### WRITTEN INSTRUCTION
Review the material line by line. Identify and copy every line that contains the string "free".

** Start DATASET ROWS **

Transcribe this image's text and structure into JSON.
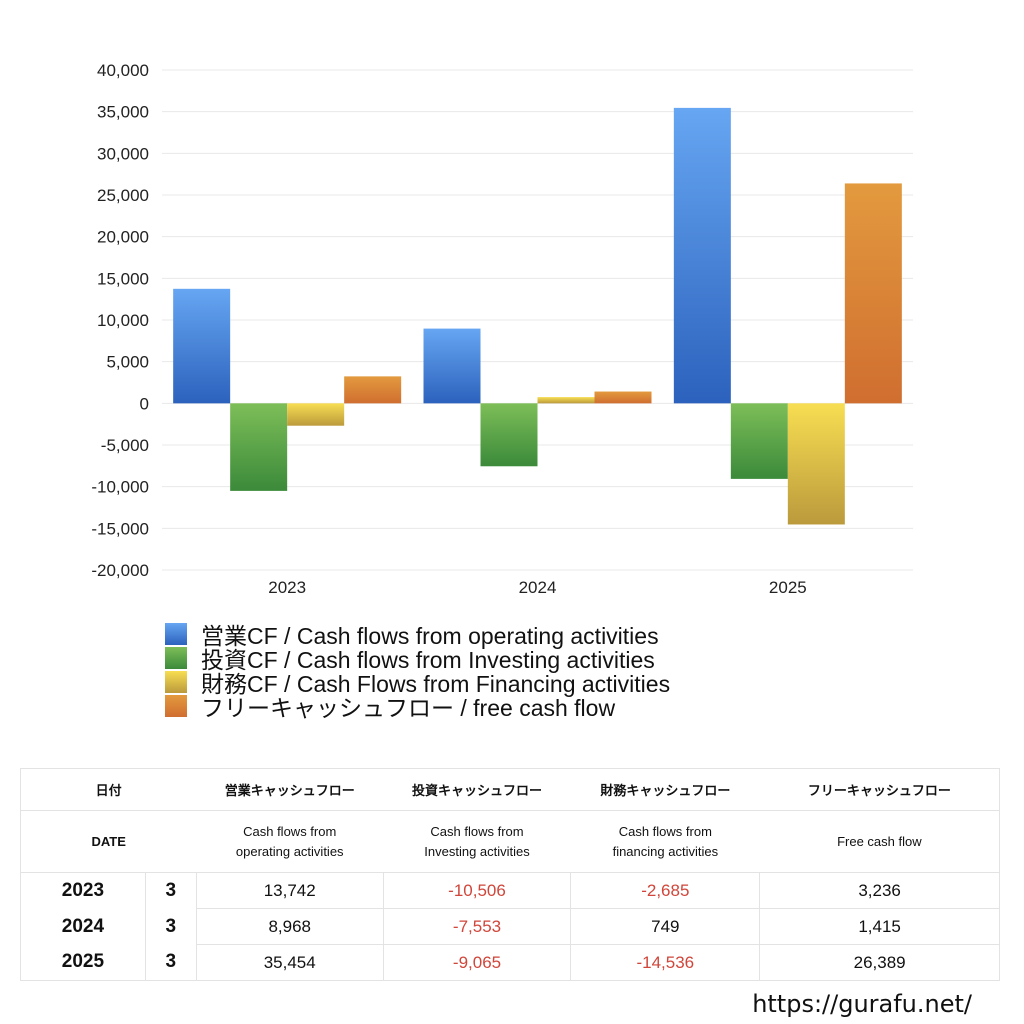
{
  "chart_data": {
    "type": "bar",
    "title": "",
    "xlabel": "",
    "ylabel": "",
    "categories": [
      "2023",
      "2024",
      "2025"
    ],
    "ylim": [
      -20000,
      40000
    ],
    "yticks": [
      40000,
      35000,
      30000,
      25000,
      20000,
      15000,
      10000,
      5000,
      0,
      -5000,
      -10000,
      -15000,
      -20000
    ],
    "ytick_labels": [
      "40,000",
      "35,000",
      "30,000",
      "25,000",
      "20,000",
      "15,000",
      "10,000",
      "5,000",
      "0",
      "-5,000",
      "-10,000",
      "-15,000",
      "-20,000"
    ],
    "grid": true,
    "legend_position": "bottom",
    "series": [
      {
        "name": "営業CF / Cash flows from operating activities",
        "values": [
          13742,
          8968,
          35454
        ],
        "color_top": "#66a6f2",
        "color_bottom": "#2c62bd"
      },
      {
        "name": "投資CF / Cash flows from Investing activities",
        "values": [
          -10506,
          -7553,
          -9065
        ],
        "color_top": "#7dbe58",
        "color_bottom": "#3b8a3a"
      },
      {
        "name": "財務CF / Cash Flows from Financing activities",
        "values": [
          -2685,
          749,
          -14536
        ],
        "color_top": "#f7de52",
        "color_bottom": "#bb9a3c"
      },
      {
        "name": "フリーキャッシュフロー / free cash flow",
        "values": [
          3236,
          1415,
          26389
        ],
        "color_top": "#e39a3e",
        "color_bottom": "#d06e30"
      }
    ]
  },
  "legend": {
    "items": [
      {
        "label": "営業CF / Cash flows from operating activities",
        "color": "#4a86e0"
      },
      {
        "label": "投資CF / Cash flows from Investing activities",
        "color": "#55a045"
      },
      {
        "label": "財務CF / Cash Flows from Financing activities",
        "color": "#dcc24a"
      },
      {
        "label": "フリーキャッシュフロー / free cash flow",
        "color": "#dc8438"
      }
    ]
  },
  "table": {
    "header_jp": {
      "date": "日付",
      "operating": "営業キャッシュフロー",
      "investing": "投資キャッシュフロー",
      "financing": "財務キャッシュフロー",
      "free": "フリーキャッシュフロー"
    },
    "header_en": {
      "date": "DATE",
      "operating_1": "Cash flows from",
      "operating_2": "operating activities",
      "investing_1": "Cash flows from",
      "investing_2": "Investing activities",
      "financing_1": "Cash flows from",
      "financing_2": "financing activities",
      "free": "Free cash flow"
    },
    "rows": [
      {
        "year": "2023",
        "month": "3",
        "operating": "13,742",
        "investing": "-10,506",
        "financing": "-2,685",
        "free": "3,236"
      },
      {
        "year": "2024",
        "month": "3",
        "operating": "8,968",
        "investing": "-7,553",
        "financing": "749",
        "free": "1,415"
      },
      {
        "year": "2025",
        "month": "3",
        "operating": "35,454",
        "investing": "-9,065",
        "financing": "-14,536",
        "free": "26,389"
      }
    ]
  },
  "footer": {
    "url": "https://gurafu.net/"
  },
  "colors": {
    "negative": "#d0463a",
    "grid": "#e8e8e8"
  }
}
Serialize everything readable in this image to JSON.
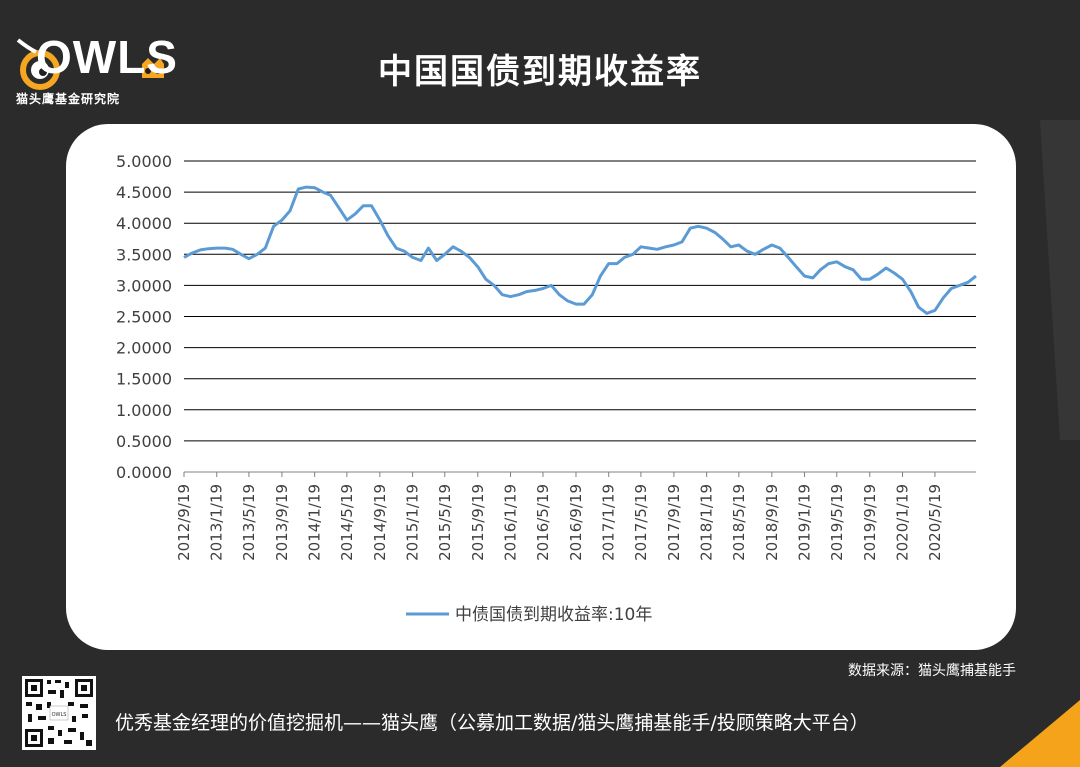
{
  "header": {
    "title": "中国国债到期收益率",
    "logo_text": "OWLS",
    "logo_subtitle": "猫头鹰基金研究院"
  },
  "chart_data": {
    "type": "line",
    "title": "",
    "xlabel": "",
    "ylabel": "",
    "ylim": [
      0,
      5
    ],
    "yticks": [
      "5.0000",
      "4.5000",
      "4.0000",
      "3.5000",
      "3.0000",
      "2.5000",
      "2.0000",
      "1.5000",
      "1.0000",
      "0.5000",
      "0.0000"
    ],
    "xticks": [
      "2012/9/19",
      "2013/1/19",
      "2013/5/19",
      "2013/9/19",
      "2014/1/19",
      "2014/5/19",
      "2014/9/19",
      "2015/1/19",
      "2015/5/19",
      "2015/9/19",
      "2016/1/19",
      "2016/5/19",
      "2016/9/19",
      "2017/1/19",
      "2017/5/19",
      "2017/9/19",
      "2018/1/19",
      "2018/5/19",
      "2018/9/19",
      "2019/1/19",
      "2019/5/19",
      "2019/9/19",
      "2020/1/19",
      "2020/5/19"
    ],
    "grid": "horizontal",
    "legend": "bottom",
    "series": [
      {
        "name": "中债国债到期收益率:10年",
        "color": "#5b9bd5",
        "x": [
          "2012/9/19",
          "2012/10/19",
          "2012/11/19",
          "2012/12/19",
          "2013/1/19",
          "2013/2/19",
          "2013/3/19",
          "2013/4/19",
          "2013/5/19",
          "2013/6/19",
          "2013/7/19",
          "2013/8/19",
          "2013/9/19",
          "2013/10/19",
          "2013/11/19",
          "2013/12/19",
          "2014/1/19",
          "2014/2/19",
          "2014/3/19",
          "2014/4/19",
          "2014/5/19",
          "2014/6/19",
          "2014/7/19",
          "2014/8/19",
          "2014/9/19",
          "2014/10/19",
          "2014/11/19",
          "2014/12/19",
          "2015/1/19",
          "2015/2/19",
          "2015/3/19",
          "2015/4/19",
          "2015/5/19",
          "2015/6/19",
          "2015/7/19",
          "2015/8/19",
          "2015/9/19",
          "2015/10/19",
          "2015/11/19",
          "2015/12/19",
          "2016/1/19",
          "2016/2/19",
          "2016/3/19",
          "2016/4/19",
          "2016/5/19",
          "2016/6/19",
          "2016/7/19",
          "2016/8/19",
          "2016/9/19",
          "2016/10/19",
          "2016/11/19",
          "2016/12/19",
          "2017/1/19",
          "2017/2/19",
          "2017/3/19",
          "2017/4/19",
          "2017/5/19",
          "2017/6/19",
          "2017/7/19",
          "2017/8/19",
          "2017/9/19",
          "2017/10/19",
          "2017/11/19",
          "2017/12/19",
          "2018/1/19",
          "2018/2/19",
          "2018/3/19",
          "2018/4/19",
          "2018/5/19",
          "2018/6/19",
          "2018/7/19",
          "2018/8/19",
          "2018/9/19",
          "2018/10/19",
          "2018/11/19",
          "2018/12/19",
          "2019/1/19",
          "2019/2/19",
          "2019/3/19",
          "2019/4/19",
          "2019/5/19",
          "2019/6/19",
          "2019/7/19",
          "2019/8/19",
          "2019/9/19",
          "2019/10/19",
          "2019/11/19",
          "2019/12/19",
          "2020/1/19",
          "2020/2/19",
          "2020/3/19",
          "2020/4/19",
          "2020/5/19",
          "2020/6/19",
          "2020/7/19",
          "2020/8/19",
          "2020/9/19",
          "2020/10/19"
        ],
        "values": [
          3.45,
          3.52,
          3.57,
          3.59,
          3.6,
          3.6,
          3.58,
          3.5,
          3.43,
          3.5,
          3.6,
          3.95,
          4.05,
          4.2,
          4.55,
          4.58,
          4.57,
          4.5,
          4.45,
          4.25,
          4.05,
          4.15,
          4.28,
          4.28,
          4.05,
          3.8,
          3.6,
          3.55,
          3.45,
          3.4,
          3.6,
          3.4,
          3.5,
          3.62,
          3.55,
          3.45,
          3.3,
          3.1,
          3.0,
          2.85,
          2.82,
          2.85,
          2.9,
          2.92,
          2.95,
          3.0,
          2.85,
          2.75,
          2.7,
          2.7,
          2.85,
          3.15,
          3.35,
          3.35,
          3.45,
          3.5,
          3.62,
          3.6,
          3.58,
          3.62,
          3.65,
          3.7,
          3.92,
          3.95,
          3.92,
          3.85,
          3.75,
          3.62,
          3.65,
          3.55,
          3.5,
          3.58,
          3.65,
          3.6,
          3.45,
          3.3,
          3.15,
          3.12,
          3.25,
          3.35,
          3.38,
          3.3,
          3.25,
          3.1,
          3.1,
          3.18,
          3.28,
          3.2,
          3.1,
          2.9,
          2.65,
          2.55,
          2.6,
          2.8,
          2.95,
          3.0,
          3.05,
          3.15
        ]
      }
    ]
  },
  "source": "数据来源：猫头鹰捕基能手",
  "footer": "优秀基金经理的价值挖掘机——猫头鹰（公募加工数据/猫头鹰捕基能手/投顾策略大平台）",
  "colors": {
    "background": "#2b2b2b",
    "panel": "#ffffff",
    "series": "#5b9bd5",
    "logo_accent": "#f5a623"
  }
}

** End DATASET ROWS **

### ANSWER FOR THE TASK
        "name": "フリーキャッシュフロー / free cash flow",
        "label": "フリーキャッシュフロー / free cash flow",
      "free": "フリーキャッシュフロー"
      "free": "Free cash flow"
        "free": "3,236"
        "free": "1,415"
        "free": "26,389"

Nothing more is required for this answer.